**TASK**
Locate the lines where "this" occurs and copy them as they stand.

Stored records

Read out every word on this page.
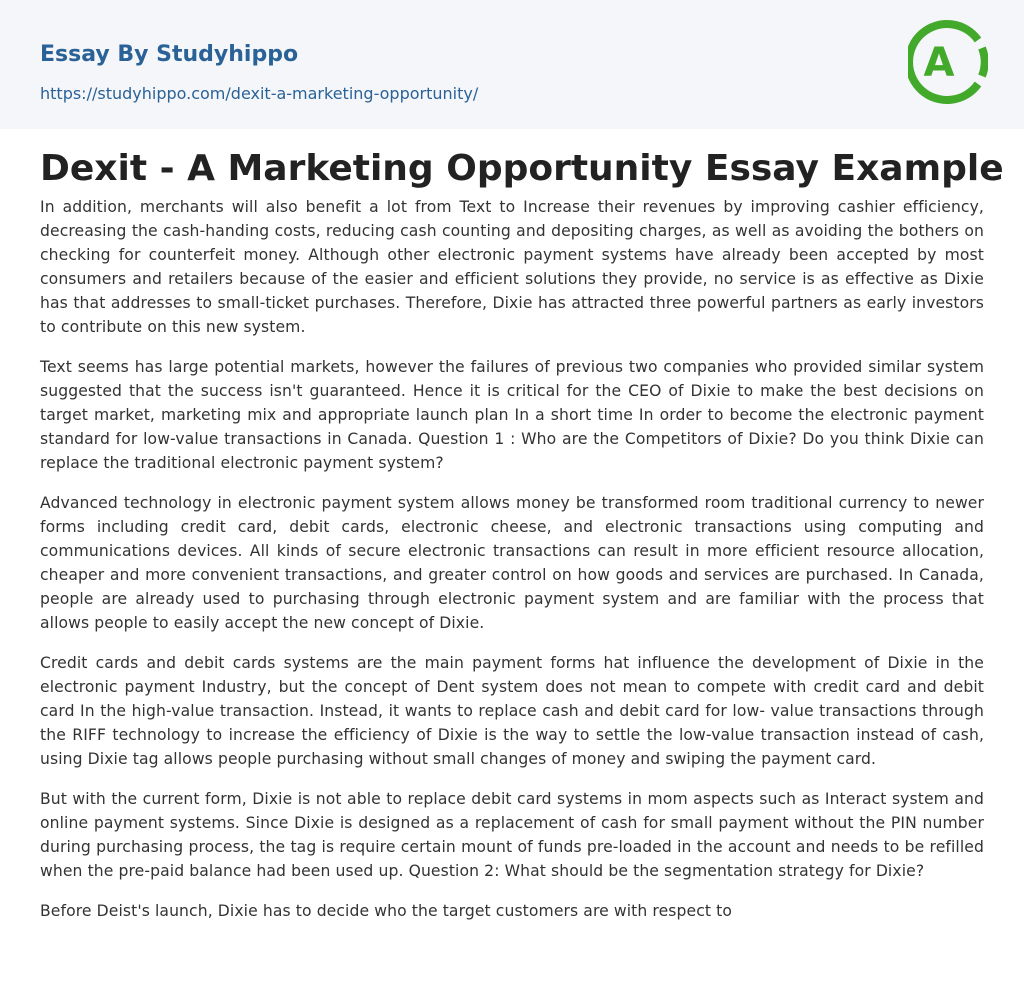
Essay By Studyhippo
https://studyhippo.com/dexit-a-marketing-opportunity/
A
Dexit - A Marketing Opportunity Essay Example

In addition, merchants will also benefit a lot from Text to Increase their revenues by improving cashier efficiency, decreasing the cash-handing costs, reducing cash counting and depositing charges, as well as avoiding the bothers on checking for counterfeit money. Although other electronic payment systems have already been accepted by most consumers and retailers because of the easier and efficient solutions they provide, no service is as effective as Dixie has that addresses to small-ticket purchases. Therefore, Dixie has attracted three powerful partners as early investors to contribute on this new system.

Text seems has large potential markets, however the failures of previous two companies who provided similar system suggested that the success isn't guaranteed. Hence it is critical for the CEO of Dixie to make the best decisions on target market, marketing mix and appropriate launch plan In a short time In order to become the electronic payment standard for low-value transactions in Canada. Question 1 : Who are the Competitors of Dixie? Do you think Dixie can replace the traditional electronic payment system?

Advanced technology in electronic payment system allows money be transformed room traditional currency to newer forms including credit card, debit cards, electronic cheese, and electronic transactions using computing and communications devices. All kinds of secure electronic transactions can result in more efficient resource allocation, cheaper and more convenient transactions, and greater control on how goods and services are purchased. In Canada, people are already used to purchasing through electronic payment system and are familiar with the process that allows people to easily accept the new concept of Dixie.

Credit cards and debit cards systems are the main payment forms hat influence the development of Dixie in the electronic payment Industry, but the concept of Dent system does not mean to compete with credit card and debit card In the high-value transaction. Instead, it wants to replace cash and debit card for low- value transactions through the RIFF technology to increase the efficiency of Dixie is the way to settle the low-value transaction instead of cash, using Dixie tag allows people purchasing without small changes of money and swiping the payment card.

But with the current form, Dixie is not able to replace debit card systems in mom aspects such as Interact system and online payment systems. Since Dixie is designed as a replacement of cash for small payment without the PIN number during purchasing process, the tag is require certain mount of funds pre-loaded in the account and needs to be refilled when the pre-paid balance had been used up. Question 2: What should be the segmentation strategy for Dixie?

Before Deist's launch, Dixie has to decide who the target customers are with respect to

**WRITTEN ANSWER**
Read out every word on this page.
In addition, merchants will also benefit a lot from Text to Increase their revenues by improving cashier efficiency, decreasing the cash-handing costs, reducing cash counting and depositing charges, as well as avoiding the bothers on checking for counterfeit money. Although other electronic payment systems have already been accepted by most consumers and retailers because of the easier and efficient solutions they provide, no service is as effective as Dixie has that addresses to small-ticket purchases. Therefore, Dixie has attracted three powerful partners as early investors to contribute on this new system.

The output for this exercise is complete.